■ Required task:
What lines of the data hold the string "INPUT"? Pull each one out.

/---

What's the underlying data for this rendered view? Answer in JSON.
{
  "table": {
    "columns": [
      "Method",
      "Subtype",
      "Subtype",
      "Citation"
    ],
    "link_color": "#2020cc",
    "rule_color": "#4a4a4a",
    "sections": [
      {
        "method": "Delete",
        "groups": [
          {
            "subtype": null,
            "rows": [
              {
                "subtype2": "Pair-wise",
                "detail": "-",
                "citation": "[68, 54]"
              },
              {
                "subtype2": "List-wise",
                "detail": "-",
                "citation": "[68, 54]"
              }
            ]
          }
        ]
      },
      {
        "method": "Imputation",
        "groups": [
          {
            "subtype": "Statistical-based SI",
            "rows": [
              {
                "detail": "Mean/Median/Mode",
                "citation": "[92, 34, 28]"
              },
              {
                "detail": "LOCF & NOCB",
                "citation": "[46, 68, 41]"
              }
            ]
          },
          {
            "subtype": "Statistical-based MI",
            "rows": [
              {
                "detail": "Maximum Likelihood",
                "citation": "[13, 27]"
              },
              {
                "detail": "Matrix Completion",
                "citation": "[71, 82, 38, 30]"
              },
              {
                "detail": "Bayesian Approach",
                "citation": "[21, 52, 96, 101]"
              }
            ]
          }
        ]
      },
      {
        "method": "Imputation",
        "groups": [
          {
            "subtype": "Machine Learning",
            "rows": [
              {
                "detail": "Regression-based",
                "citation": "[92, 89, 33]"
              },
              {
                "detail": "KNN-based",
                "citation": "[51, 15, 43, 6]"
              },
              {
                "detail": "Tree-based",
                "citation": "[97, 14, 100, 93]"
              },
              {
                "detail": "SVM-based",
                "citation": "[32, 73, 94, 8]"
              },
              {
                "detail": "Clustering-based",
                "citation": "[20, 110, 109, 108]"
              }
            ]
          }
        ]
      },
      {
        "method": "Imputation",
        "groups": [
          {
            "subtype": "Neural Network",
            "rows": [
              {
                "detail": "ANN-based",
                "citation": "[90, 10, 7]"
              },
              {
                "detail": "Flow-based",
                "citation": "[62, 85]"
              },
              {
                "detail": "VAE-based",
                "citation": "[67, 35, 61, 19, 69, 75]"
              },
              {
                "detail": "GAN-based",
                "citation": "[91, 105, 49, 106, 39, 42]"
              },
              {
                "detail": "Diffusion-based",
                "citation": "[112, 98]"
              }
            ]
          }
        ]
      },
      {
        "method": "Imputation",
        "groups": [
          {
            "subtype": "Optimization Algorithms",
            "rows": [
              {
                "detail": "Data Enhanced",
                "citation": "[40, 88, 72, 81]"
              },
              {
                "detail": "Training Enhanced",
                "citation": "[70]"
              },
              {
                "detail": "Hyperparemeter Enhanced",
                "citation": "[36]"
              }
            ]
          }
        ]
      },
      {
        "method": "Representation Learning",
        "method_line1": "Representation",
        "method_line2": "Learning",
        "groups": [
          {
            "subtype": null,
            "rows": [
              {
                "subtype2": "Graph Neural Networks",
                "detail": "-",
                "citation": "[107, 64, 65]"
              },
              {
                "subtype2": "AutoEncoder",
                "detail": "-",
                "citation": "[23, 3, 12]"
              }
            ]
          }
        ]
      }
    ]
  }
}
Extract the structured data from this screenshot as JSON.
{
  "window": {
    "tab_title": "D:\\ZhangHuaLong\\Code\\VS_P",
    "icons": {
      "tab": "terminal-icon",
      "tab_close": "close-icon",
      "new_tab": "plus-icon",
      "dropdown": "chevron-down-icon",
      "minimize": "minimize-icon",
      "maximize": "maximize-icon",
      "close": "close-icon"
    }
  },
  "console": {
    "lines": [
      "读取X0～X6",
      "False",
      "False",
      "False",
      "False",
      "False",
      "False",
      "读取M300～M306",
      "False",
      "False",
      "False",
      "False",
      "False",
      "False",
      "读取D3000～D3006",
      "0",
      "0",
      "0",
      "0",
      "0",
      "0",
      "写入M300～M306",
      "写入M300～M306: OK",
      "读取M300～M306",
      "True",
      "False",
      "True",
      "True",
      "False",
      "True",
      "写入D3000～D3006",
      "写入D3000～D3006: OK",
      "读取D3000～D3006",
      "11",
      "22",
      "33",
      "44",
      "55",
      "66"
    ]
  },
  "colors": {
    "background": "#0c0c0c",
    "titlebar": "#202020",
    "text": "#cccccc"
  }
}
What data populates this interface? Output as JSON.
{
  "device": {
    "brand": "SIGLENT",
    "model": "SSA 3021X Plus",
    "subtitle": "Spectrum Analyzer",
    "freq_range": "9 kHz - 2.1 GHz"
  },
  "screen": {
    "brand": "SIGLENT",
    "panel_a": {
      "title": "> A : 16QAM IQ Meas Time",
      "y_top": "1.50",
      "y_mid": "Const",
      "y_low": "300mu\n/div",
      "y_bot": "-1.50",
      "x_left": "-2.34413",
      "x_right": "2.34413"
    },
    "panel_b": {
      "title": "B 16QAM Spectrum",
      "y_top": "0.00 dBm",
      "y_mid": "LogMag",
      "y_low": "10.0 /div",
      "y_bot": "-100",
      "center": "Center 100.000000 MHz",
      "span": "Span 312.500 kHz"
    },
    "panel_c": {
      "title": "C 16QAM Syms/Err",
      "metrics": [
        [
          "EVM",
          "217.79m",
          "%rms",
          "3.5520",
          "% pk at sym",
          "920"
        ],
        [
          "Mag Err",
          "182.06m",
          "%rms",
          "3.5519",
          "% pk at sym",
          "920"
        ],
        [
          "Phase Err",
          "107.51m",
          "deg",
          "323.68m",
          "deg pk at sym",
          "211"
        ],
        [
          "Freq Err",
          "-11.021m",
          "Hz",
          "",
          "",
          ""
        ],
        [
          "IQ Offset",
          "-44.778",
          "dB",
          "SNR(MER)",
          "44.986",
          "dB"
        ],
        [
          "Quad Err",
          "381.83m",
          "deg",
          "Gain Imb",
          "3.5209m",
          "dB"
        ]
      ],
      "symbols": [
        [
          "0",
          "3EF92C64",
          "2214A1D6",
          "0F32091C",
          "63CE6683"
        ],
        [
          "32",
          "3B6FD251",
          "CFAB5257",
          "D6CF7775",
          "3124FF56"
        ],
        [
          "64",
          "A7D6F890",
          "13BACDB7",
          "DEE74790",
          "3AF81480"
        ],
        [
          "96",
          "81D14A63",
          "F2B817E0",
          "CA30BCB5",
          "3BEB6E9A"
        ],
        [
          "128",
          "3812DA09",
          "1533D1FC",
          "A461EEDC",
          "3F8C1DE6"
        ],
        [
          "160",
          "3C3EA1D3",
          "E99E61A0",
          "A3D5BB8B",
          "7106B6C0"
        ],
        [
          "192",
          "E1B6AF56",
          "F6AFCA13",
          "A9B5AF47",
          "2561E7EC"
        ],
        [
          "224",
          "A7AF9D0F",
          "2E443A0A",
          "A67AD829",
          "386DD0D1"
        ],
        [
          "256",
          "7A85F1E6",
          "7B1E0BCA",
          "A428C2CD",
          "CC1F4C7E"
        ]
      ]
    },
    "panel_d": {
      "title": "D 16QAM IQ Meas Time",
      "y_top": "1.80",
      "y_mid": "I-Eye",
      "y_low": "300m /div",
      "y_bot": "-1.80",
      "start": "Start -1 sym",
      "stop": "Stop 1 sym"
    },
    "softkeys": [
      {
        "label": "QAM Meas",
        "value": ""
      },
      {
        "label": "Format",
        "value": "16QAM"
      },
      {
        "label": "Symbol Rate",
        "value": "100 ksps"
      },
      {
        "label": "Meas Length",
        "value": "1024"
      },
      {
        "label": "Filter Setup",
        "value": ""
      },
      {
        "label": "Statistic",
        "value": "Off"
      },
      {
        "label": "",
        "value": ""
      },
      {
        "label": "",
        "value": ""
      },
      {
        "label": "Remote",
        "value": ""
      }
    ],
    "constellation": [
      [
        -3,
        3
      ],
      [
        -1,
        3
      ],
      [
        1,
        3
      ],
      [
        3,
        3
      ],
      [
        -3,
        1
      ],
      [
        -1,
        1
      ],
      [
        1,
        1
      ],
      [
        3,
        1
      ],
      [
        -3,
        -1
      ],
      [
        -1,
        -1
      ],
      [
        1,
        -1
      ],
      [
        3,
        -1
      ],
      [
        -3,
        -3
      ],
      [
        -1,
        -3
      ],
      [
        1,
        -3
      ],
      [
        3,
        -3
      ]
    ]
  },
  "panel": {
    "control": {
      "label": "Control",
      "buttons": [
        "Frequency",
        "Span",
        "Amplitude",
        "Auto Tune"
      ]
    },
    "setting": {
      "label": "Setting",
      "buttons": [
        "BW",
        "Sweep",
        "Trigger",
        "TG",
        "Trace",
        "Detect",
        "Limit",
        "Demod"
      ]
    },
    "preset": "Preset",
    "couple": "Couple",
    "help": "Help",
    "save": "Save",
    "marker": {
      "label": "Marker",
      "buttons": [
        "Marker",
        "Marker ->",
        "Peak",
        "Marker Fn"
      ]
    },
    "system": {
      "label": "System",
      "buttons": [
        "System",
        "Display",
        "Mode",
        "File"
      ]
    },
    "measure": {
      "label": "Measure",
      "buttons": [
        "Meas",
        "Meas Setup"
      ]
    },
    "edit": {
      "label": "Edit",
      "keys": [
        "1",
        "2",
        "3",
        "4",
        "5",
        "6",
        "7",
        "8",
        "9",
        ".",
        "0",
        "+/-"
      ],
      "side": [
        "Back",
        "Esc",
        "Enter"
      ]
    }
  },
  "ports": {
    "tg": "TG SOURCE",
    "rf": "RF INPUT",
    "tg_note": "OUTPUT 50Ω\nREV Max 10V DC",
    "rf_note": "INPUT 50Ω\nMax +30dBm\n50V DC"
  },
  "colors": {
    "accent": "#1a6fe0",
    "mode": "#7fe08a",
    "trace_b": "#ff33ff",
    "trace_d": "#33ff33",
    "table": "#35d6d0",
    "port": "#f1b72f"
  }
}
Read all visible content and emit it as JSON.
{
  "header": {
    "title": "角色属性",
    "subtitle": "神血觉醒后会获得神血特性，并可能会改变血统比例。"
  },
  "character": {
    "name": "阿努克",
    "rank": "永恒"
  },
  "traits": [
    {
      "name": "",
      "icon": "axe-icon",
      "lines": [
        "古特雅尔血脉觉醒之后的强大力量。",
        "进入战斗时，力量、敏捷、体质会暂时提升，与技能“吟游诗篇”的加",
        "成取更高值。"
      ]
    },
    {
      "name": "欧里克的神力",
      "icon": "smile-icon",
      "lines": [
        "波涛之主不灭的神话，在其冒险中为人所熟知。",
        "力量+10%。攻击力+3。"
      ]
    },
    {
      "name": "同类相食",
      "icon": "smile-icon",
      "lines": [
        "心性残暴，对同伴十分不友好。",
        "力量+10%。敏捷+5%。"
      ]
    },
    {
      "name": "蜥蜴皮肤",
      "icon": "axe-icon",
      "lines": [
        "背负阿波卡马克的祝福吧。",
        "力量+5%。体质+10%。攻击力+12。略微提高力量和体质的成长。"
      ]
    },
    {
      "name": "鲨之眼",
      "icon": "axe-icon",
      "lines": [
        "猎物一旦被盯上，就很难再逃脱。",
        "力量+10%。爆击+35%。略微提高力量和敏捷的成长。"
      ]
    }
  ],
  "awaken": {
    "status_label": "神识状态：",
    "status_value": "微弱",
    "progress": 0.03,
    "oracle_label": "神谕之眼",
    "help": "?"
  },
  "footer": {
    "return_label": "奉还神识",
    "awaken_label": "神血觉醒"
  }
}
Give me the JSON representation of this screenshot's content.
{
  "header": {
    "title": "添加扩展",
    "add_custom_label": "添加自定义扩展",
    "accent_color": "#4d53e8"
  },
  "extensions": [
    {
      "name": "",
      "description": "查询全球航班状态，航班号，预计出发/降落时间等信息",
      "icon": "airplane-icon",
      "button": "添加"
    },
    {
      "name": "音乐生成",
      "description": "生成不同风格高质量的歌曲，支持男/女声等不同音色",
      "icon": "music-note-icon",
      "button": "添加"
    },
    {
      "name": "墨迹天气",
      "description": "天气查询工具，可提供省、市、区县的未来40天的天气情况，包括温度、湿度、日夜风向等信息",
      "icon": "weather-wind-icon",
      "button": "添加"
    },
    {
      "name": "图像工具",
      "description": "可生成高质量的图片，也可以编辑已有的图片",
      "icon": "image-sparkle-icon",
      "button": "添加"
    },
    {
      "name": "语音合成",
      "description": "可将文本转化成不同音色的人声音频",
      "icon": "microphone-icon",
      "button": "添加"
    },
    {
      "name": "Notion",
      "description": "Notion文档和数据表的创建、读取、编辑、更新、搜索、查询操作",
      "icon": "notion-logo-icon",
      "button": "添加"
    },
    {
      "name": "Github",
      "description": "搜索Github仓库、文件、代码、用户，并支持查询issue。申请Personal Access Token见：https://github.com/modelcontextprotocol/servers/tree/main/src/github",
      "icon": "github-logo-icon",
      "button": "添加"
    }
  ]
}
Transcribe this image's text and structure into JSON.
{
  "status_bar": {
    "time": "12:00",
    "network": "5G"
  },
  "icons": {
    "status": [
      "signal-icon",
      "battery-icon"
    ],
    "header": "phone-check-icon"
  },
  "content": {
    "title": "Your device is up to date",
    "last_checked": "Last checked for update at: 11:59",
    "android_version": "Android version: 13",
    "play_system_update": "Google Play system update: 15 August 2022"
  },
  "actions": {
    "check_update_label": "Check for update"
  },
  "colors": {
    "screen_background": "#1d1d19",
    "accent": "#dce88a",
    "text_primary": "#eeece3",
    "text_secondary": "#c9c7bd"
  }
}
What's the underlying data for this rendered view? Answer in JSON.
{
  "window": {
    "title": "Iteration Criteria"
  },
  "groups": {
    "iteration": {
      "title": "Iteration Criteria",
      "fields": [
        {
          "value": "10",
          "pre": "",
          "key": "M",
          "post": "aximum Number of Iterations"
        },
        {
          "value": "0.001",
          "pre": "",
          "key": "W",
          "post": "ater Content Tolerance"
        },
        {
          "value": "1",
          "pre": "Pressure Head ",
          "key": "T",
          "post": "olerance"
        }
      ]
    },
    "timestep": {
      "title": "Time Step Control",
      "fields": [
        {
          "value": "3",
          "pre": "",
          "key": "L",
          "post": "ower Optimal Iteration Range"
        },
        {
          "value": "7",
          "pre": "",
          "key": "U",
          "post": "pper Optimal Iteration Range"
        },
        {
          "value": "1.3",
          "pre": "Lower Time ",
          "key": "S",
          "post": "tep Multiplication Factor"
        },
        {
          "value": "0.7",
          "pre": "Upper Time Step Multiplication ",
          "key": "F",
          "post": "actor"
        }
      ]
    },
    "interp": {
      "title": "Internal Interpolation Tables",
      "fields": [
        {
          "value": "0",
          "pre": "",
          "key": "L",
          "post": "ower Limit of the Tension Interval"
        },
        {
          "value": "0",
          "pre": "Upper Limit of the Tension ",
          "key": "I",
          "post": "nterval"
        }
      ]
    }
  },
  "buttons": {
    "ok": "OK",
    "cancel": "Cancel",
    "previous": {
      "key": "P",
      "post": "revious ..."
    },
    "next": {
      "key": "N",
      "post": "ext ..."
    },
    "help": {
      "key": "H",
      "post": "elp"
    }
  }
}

\---

■ Result below:
    "rf": "RF INPUT",
    "rf_note": "INPUT 50Ω\nMax +30dBm\n50V DC"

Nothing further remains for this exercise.